(Data entries for graphics)

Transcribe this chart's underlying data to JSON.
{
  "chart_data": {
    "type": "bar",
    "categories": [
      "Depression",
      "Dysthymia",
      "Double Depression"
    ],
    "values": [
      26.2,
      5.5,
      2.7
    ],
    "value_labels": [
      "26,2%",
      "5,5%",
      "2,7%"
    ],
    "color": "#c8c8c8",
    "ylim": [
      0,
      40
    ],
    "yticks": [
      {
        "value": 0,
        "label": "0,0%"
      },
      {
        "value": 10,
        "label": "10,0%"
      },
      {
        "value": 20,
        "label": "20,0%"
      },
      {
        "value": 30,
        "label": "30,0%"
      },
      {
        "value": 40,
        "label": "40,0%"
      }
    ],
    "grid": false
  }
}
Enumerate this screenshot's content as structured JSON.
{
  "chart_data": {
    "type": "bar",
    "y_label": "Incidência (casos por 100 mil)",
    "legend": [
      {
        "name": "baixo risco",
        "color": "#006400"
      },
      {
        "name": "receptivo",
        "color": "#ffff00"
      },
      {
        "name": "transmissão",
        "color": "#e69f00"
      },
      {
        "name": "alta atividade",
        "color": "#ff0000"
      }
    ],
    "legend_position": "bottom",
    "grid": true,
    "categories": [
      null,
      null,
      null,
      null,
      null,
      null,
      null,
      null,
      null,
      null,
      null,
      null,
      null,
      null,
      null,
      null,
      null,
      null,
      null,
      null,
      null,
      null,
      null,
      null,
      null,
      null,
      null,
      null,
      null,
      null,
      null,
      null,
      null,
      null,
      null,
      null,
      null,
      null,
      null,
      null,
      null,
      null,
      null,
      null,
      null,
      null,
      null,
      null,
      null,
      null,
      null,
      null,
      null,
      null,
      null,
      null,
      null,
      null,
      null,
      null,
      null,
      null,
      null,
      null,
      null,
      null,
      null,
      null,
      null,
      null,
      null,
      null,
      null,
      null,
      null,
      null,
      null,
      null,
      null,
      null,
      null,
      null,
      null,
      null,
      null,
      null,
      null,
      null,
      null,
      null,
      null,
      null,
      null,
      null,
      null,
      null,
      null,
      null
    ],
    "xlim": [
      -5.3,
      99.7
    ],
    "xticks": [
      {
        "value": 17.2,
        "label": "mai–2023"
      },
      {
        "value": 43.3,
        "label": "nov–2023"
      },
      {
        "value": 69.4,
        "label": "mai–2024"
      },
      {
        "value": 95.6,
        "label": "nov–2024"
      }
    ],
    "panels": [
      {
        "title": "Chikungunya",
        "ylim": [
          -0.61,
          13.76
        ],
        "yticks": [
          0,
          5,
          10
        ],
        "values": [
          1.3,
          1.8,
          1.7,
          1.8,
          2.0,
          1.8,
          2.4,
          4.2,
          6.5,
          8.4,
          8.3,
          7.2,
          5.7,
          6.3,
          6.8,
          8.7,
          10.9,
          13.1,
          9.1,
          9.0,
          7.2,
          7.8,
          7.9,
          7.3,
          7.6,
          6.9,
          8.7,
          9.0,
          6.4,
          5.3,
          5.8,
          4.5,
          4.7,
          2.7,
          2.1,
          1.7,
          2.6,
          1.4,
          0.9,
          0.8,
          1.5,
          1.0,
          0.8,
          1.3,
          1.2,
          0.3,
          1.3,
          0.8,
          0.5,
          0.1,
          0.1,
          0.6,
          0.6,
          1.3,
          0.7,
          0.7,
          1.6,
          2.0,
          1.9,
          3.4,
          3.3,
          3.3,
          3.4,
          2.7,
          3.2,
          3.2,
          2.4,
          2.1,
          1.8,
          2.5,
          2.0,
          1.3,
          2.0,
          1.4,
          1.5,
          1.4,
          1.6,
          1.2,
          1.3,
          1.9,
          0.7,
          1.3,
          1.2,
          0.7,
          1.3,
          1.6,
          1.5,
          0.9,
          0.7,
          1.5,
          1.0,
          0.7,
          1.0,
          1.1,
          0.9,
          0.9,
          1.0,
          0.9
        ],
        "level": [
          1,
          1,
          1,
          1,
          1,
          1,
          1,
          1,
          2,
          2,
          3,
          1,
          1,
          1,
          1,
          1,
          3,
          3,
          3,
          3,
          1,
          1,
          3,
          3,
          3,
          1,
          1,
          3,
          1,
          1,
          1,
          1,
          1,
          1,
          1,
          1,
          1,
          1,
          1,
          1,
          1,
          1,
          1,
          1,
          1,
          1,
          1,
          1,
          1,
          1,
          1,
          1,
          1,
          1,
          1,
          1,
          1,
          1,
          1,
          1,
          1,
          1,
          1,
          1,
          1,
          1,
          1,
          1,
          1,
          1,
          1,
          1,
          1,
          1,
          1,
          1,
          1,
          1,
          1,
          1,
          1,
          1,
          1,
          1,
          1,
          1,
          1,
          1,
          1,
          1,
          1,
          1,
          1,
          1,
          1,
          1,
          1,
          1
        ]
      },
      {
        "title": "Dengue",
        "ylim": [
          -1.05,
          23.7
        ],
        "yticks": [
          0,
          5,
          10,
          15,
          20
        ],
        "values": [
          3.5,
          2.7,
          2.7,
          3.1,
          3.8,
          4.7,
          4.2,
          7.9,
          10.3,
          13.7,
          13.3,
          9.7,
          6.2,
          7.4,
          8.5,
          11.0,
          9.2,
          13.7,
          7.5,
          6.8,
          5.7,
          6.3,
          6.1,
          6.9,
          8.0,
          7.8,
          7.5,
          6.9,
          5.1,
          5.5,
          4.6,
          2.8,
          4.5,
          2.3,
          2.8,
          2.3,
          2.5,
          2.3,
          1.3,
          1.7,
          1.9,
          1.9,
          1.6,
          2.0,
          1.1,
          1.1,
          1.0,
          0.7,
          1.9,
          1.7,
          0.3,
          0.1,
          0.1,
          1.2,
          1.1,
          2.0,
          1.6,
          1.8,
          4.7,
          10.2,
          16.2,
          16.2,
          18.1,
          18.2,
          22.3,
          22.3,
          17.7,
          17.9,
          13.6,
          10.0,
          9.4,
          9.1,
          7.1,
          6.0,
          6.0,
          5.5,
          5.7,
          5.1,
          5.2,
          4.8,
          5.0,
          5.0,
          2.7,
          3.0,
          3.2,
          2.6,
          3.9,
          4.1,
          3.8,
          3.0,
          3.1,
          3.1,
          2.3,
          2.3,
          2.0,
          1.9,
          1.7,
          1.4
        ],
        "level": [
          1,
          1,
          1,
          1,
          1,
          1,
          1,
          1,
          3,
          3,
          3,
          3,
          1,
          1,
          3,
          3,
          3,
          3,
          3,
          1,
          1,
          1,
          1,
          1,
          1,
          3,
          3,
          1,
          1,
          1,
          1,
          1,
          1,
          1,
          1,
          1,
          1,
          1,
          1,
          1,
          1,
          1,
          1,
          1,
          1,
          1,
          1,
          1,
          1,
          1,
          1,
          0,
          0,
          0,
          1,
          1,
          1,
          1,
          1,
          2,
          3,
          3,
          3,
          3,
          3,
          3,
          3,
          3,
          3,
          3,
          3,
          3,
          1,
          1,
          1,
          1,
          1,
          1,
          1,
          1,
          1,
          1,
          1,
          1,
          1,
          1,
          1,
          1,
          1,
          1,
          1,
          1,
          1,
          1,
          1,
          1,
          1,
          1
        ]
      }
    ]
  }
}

=== Goal of the exercise ===
All of the entries must be written out exactly as they stand.

=== Problem solution ===
Transcribe this chart's underlying data to JSON.
{
  "chart_data": {
    "type": "bar",
    "categories": [
      "Depression",
      "Dysthymia",
      "Double Depression"
    ],
    "values": [
      26.2,
      5.5,
      2.7
    ],
    "value_labels": [
      "26,2%",
      "5,5%",
      "2,7%"
    ],
    "color": "#c8c8c8",
    "ylim": [
      0,
      40
    ],
    "yticks": [
      {
        "value": 0,
        "label": "0,0%"
      },
      {
        "value": 10,
        "label": "10,0%"
      },
      {
        "value": 20,
        "label": "20,0%"
      },
      {
        "value": 30,
        "label": "30,0%"
      },
      {
        "value": 40,
        "label": "40,0%"
      }
    ],
    "grid": false
  }
}
Enumerate this screenshot's content as structured JSON.
{
  "chart_data": {
    "type": "bar",
    "y_label": "Incidência (casos por 100 mil)",
    "legend": [
      {
        "name": "baixo risco",
        "color": "#006400"
      },
      {
        "name": "receptivo",
        "color": "#ffff00"
      },
      {
        "name": "transmissão",
        "color": "#e69f00"
      },
      {
        "name": "alta atividade",
        "color": "#ff0000"
      }
    ],
    "legend_position": "bottom",
    "grid": true,
    "categories": [
      null,
      null,
      null,
      null,
      null,
      null,
      null,
      null,
      null,
      null,
      null,
      null,
      null,
      null,
      null,
      null,
      null,
      null,
      null,
      null,
      null,
      null,
      null,
      null,
      null,
      null,
      null,
      null,
      null,
      null,
      null,
      null,
      null,
      null,
      null,
      null,
      null,
      null,
      null,
      null,
      null,
      null,
      null,
      null,
      null,
      null,
      null,
      null,
      null,
      null,
      null,
      null,
      null,
      null,
      null,
      null,
      null,
      null,
      null,
      null,
      null,
      null,
      null,
      null,
      null,
      null,
      null,
      null,
      null,
      null,
      null,
      null,
      null,
      null,
      null,
      null,
      null,
      null,
      null,
      null,
      null,
      null,
      null,
      null,
      null,
      null,
      null,
      null,
      null,
      null,
      null,
      null,
      null,
      null,
      null,
      null,
      null,
      null
    ],
    "xlim": [
      -5.3,
      99.7
    ],
    "xticks": [
      {
        "value": 17.2,
        "label": "mai–2023"
      },
      {
        "value": 43.3,
        "label": "nov–2023"
      },
      {
        "value": 69.4,
        "label": "mai–2024"
      },
      {
        "value": 95.6,
        "label": "nov–2024"
      }
    ],
    "panels": [
      {
        "title": "Chikungunya",
        "ylim": [
          -0.61,
          13.76
        ],
        "yticks": [
          0,
          5,
          10
        ],
        "values": [
          1.3,
          1.8,
          1.7,
          1.8,
          2.0,
          1.8,
          2.4,
          4.2,
          6.5,
          8.4,
          8.3,
          7.2,
          5.7,
          6.3,
          6.8,
          8.7,
          10.9,
          13.1,
          9.1,
          9.0,
          7.2,
          7.8,
          7.9,
          7.3,
          7.6,
          6.9,
          8.7,
          9.0,
          6.4,
          5.3,
          5.8,
          4.5,
          4.7,
          2.7,
          2.1,
          1.7,
          2.6,
          1.4,
          0.9,
          0.8,
          1.5,
          1.0,
          0.8,
          1.3,
          1.2,
          0.3,
          1.3,
          0.8,
          0.5,
          0.1,
          0.1,
          0.6,
          0.6,
          1.3,
          0.7,
          0.7,
          1.6,
          2.0,
          1.9,
          3.4,
          3.3,
          3.3,
          3.4,
          2.7,
          3.2,
          3.2,
          2.4,
          2.1,
          1.8,
          2.5,
          2.0,
          1.3,
          2.0,
          1.4,
          1.5,
          1.4,
          1.6,
          1.2,
          1.3,
          1.9,
          0.7,
          1.3,
          1.2,
          0.7,
          1.3,
          1.6,
          1.5,
          0.9,
          0.7,
          1.5,
          1.0,
          0.7,
          1.0,
          1.1,
          0.9,
          0.9,
          1.0,
          0.9
        ],
        "level": [
          1,
          1,
          1,
          1,
          1,
          1,
          1,
          1,
          2,
          2,
          3,
          1,
          1,
          1,
          1,
          1,
          3,
          3,
          3,
          3,
          1,
          1,
          3,
          3,
          3,
          1,
          1,
          3,
          1,
          1,
          1,
          1,
          1,
          1,
          1,
          1,
          1,
          1,
          1,
          1,
          1,
          1,
          1,
          1,
          1,
          1,
          1,
          1,
          1,
          1,
          1,
          1,
          1,
          1,
          1,
          1,
          1,
          1,
          1,
          1,
          1,
          1,
          1,
          1,
          1,
          1,
          1,
          1,
          1,
          1,
          1,
          1,
          1,
          1,
          1,
          1,
          1,
          1,
          1,
          1,
          1,
          1,
          1,
          1,
          1,
          1,
          1,
          1,
          1,
          1,
          1,
          1,
          1,
          1,
          1,
          1,
          1,
          1
        ]
      },
      {
        "title": "Dengue",
        "ylim": [
          -1.05,
          23.7
        ],
        "yticks": [
          0,
          5,
          10,
          15,
          20
        ],
        "values": [
          3.5,
          2.7,
          2.7,
          3.1,
          3.8,
          4.7,
          4.2,
          7.9,
          10.3,
          13.7,
          13.3,
          9.7,
          6.2,
          7.4,
          8.5,
          11.0,
          9.2,
          13.7,
          7.5,
          6.8,
          5.7,
          6.3,
          6.1,
          6.9,
          8.0,
          7.8,
          7.5,
          6.9,
          5.1,
          5.5,
          4.6,
          2.8,
          4.5,
          2.3,
          2.8,
          2.3,
          2.5,
          2.3,
          1.3,
          1.7,
          1.9,
          1.9,
          1.6,
          2.0,
          1.1,
          1.1,
          1.0,
          0.7,
          1.9,
          1.7,
          0.3,
          0.1,
          0.1,
          1.2,
          1.1,
          2.0,
          1.6,
          1.8,
          4.7,
          10.2,
          16.2,
          16.2,
          18.1,
          18.2,
          22.3,
          22.3,
          17.7,
          17.9,
          13.6,
          10.0,
          9.4,
          9.1,
          7.1,
          6.0,
          6.0,
          5.5,
          5.7,
          5.1,
          5.2,
          4.8,
          5.0,
          5.0,
          2.7,
          3.0,
          3.2,
          2.6,
          3.9,
          4.1,
          3.8,
          3.0,
          3.1,
          3.1,
          2.3,
          2.3,
          2.0,
          1.9,
          1.7,
          1.4
        ],
        "level": [
          1,
          1,
          1,
          1,
          1,
          1,
          1,
          1,
          3,
          3,
          3,
          3,
          1,
          1,
          3,
          3,
          3,
          3,
          3,
          1,
          1,
          1,
          1,
          1,
          1,
          3,
          3,
          1,
          1,
          1,
          1,
          1,
          1,
          1,
          1,
          1,
          1,
          1,
          1,
          1,
          1,
          1,
          1,
          1,
          1,
          1,
          1,
          1,
          1,
          1,
          1,
          0,
          0,
          0,
          1,
          1,
          1,
          1,
          1,
          2,
          3,
          3,
          3,
          3,
          3,
          3,
          3,
          3,
          3,
          3,
          3,
          3,
          1,
          1,
          1,
          1,
          1,
          1,
          1,
          1,
          1,
          1,
          1,
          1,
          1,
          1,
          1,
          1,
          1,
          1,
          1,
          1,
          1,
          1,
          1,
          1,
          1,
          1
        ]
      }
    ]
  }
}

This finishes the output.